═══ DATA ═══

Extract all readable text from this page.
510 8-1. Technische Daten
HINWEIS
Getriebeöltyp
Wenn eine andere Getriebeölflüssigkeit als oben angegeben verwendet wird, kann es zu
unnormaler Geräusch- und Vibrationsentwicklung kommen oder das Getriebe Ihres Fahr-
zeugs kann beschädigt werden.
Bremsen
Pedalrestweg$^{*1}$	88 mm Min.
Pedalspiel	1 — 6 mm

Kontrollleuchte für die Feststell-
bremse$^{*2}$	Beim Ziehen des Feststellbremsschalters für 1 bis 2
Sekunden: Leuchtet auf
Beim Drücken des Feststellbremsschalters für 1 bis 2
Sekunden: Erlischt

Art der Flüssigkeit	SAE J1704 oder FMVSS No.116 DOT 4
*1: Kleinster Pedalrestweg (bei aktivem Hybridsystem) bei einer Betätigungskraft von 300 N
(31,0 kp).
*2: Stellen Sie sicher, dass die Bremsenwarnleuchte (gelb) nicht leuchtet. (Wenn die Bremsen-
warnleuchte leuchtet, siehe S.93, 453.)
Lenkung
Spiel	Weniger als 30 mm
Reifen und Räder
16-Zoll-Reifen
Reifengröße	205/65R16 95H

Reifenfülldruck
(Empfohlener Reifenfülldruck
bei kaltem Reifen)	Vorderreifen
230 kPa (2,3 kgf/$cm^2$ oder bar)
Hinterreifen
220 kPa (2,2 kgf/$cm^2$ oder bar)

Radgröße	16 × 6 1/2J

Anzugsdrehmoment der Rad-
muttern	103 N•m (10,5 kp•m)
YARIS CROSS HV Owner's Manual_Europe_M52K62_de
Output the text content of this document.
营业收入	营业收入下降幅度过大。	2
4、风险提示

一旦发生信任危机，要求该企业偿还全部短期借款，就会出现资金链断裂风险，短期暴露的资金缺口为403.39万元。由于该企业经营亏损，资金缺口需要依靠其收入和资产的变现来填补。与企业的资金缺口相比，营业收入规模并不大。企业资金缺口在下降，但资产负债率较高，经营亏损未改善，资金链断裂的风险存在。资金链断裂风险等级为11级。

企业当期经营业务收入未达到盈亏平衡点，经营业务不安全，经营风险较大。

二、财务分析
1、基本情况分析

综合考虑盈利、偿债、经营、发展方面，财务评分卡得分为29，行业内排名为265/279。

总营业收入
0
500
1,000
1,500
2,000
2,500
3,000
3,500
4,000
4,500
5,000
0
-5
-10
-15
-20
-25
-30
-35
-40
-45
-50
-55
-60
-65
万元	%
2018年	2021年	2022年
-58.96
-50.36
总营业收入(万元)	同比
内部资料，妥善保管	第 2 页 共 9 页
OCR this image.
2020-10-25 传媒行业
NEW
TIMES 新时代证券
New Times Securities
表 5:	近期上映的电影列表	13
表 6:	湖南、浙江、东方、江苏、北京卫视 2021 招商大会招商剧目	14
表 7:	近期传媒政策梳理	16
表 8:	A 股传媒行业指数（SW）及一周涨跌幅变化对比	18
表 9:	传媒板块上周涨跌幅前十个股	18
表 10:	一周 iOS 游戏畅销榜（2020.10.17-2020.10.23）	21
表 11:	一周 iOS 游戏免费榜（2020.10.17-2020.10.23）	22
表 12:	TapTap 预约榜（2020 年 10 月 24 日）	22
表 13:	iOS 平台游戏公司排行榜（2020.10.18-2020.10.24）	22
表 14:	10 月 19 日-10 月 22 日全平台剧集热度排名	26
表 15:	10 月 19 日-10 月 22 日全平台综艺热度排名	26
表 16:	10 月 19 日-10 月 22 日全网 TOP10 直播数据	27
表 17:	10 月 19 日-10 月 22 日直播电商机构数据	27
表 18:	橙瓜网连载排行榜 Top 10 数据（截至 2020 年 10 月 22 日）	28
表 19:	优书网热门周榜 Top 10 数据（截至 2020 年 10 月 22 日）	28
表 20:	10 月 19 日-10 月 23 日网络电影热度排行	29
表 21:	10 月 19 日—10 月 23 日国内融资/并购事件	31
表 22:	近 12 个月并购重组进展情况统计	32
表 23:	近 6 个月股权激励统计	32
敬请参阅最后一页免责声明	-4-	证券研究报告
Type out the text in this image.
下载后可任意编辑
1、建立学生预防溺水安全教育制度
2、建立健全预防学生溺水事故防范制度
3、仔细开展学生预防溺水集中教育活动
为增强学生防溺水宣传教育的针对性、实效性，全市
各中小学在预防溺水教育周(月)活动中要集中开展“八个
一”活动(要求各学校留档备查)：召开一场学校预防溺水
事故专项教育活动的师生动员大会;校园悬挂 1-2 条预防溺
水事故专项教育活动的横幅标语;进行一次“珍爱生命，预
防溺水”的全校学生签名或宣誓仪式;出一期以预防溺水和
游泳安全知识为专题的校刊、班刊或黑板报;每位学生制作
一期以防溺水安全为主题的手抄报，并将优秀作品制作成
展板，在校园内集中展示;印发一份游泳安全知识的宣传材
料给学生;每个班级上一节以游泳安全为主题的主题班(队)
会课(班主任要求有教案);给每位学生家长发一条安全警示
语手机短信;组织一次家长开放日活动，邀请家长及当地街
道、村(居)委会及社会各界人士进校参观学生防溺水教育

═══

» **DIRECTIONS FOR THIS TASK**
In the records above, how many lines include "Pedalrestweg"? Give that number and nothing more.

» **FINISHED EXERCISE**
2